§ **PROBLEM DESCRIPTION**
Copy out each line of the data that holds the word "бассейна".

§ **ROWS**
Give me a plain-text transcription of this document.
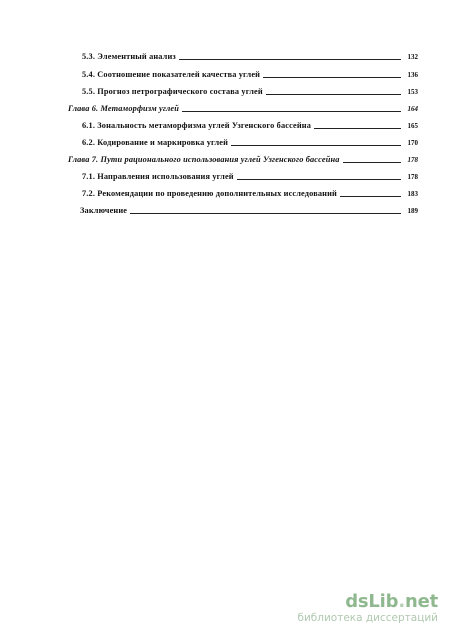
5.3. Элементный анализ	132
5.4. Соотношение показателей качества углей	136
5.5. Прогноз петрографического состава углей	153
Глава 6. Метаморфизм углей	164
6.1. Зональность метаморфизма углей Узгенского бассейна	165
6.2. Кодирование и маркировка углей	170
Глава 7. Пути рационального использования углей Узгенского бассейна	178
7.1. Направления использования углей	178
7.2. Рекомендации по проведению дополнительных исследований	183
Заключение	189
dsLib.net
библиотека диссертаций
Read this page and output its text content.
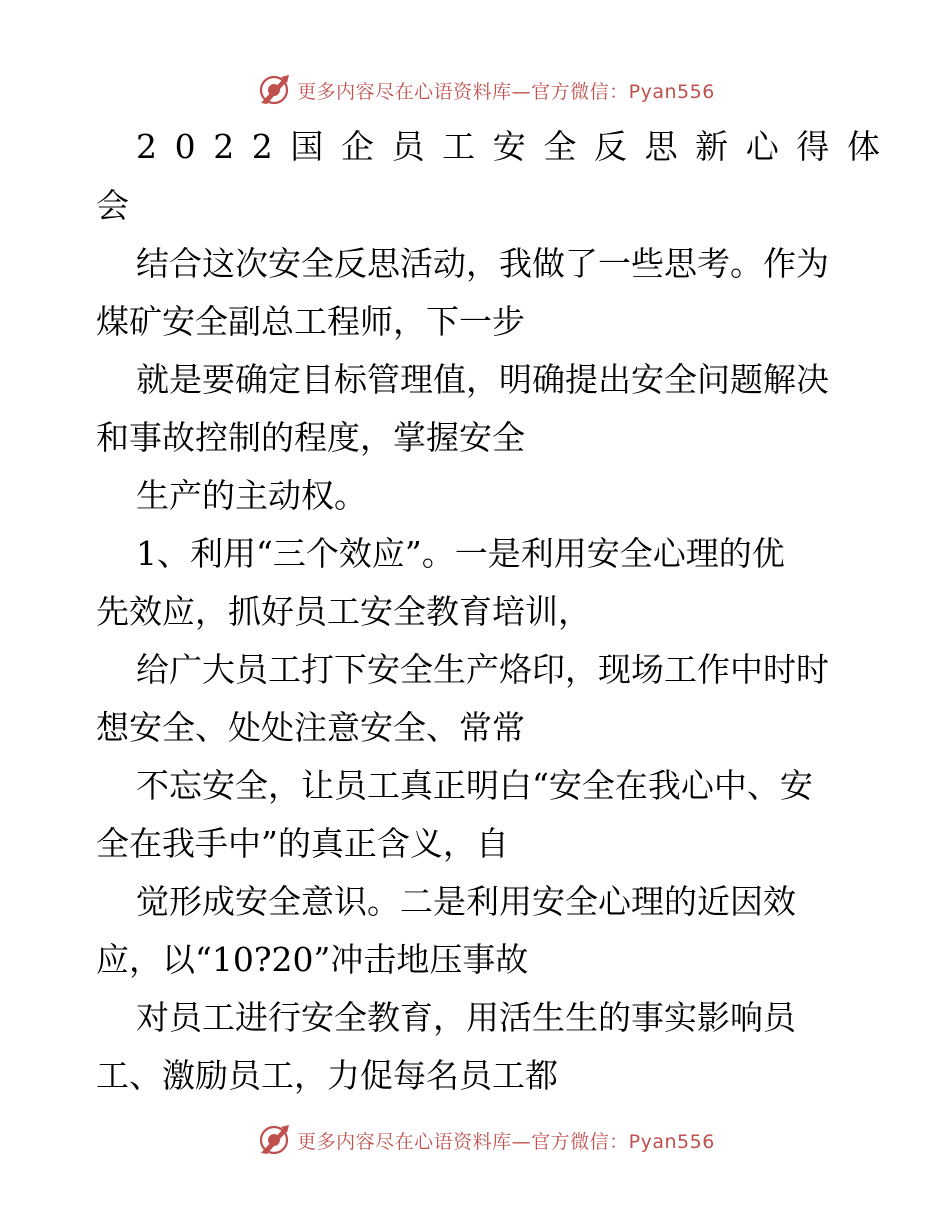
更多内容尽在心语资料库—官方微信：Pyan556
2022国企员工安全反思新心得体
会
结合这次安全反思活动，我做了一些思考。作为
煤矿安全副总工程师，下一步
就是要确定目标管理值，明确提出安全问题解决
和事故控制的程度，掌握安全
生产的主动权。
1、利用“三个效应”。一是利用安全心理的优
先效应，抓好员工安全教育培训，
给广大员工打下安全生产烙印，现场工作中时时
想安全、处处注意安全、常常
不忘安全，让员工真正明白“安全在我心中、安
全在我手中”的真正含义，自
觉形成安全意识。二是利用安全心理的近因效
应，以“10?20”冲击地压事故
对员工进行安全教育，用活生生的事实影响员
工、激励员工，力促每名员工都
更多内容尽在心语资料库—官方微信：Pyan556
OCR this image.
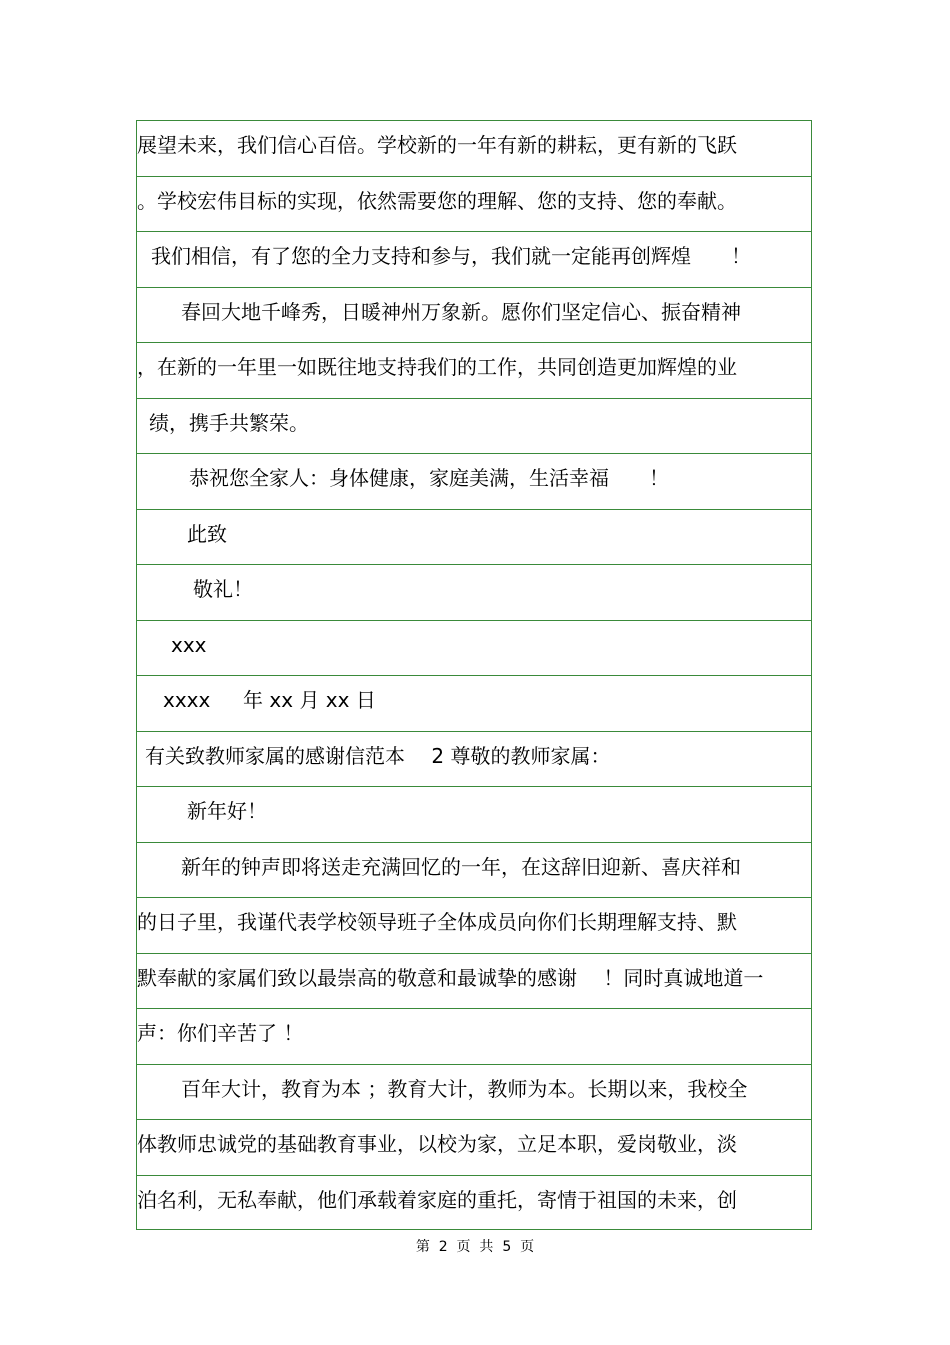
展望未来，我们信心百倍。学校新的一年有新的耕耘，更有新的飞跃
。学校宏伟目标的实现，依然需要您的理解、您的支持、您的奉献。
我们相信，有了您的全力支持和参与，我们就一定能再创辉煌　　！
春回大地千峰秀，日暖神州万象新。愿你们坚定信心、振奋精神
，在新的一年里一如既往地支持我们的工作，共同创造更加辉煌的业
绩，携手共繁荣。
恭祝您全家人：身体健康，家庭美满，生活幸福　　！
此致
敬礼！
xxx
xxxx　  年 xx 月 xx 日
有关致教师家属的感谢信范本　 2 尊敬的教师家属：
新年好！
新年的钟声即将送走充满回忆的一年，在这辞旧迎新、喜庆祥和
的日子里，我谨代表学校领导班子全体成员向你们长期理解支持、默
默奉献的家属们致以最崇高的敬意和最诚挚的感谢　 ！同时真诚地道一
声：你们辛苦了 ！
百年大计，教育为本 ；教育大计，教师为本。长期以来，我校全
体教师忠诚党的基础教育事业，以校为家，立足本职，爱岗敬业，淡
泊名利，无私奉献，他们承载着家庭的重托，寄情于祖国的未来，创
第  2  页  共  5  页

§ **RESULT OF THE EXERCISE**
6.1. Зональность метаморфизма углей Узгенского бассейна	165
Глава 7. Пути рационального использования углей Узгенского бассейна	178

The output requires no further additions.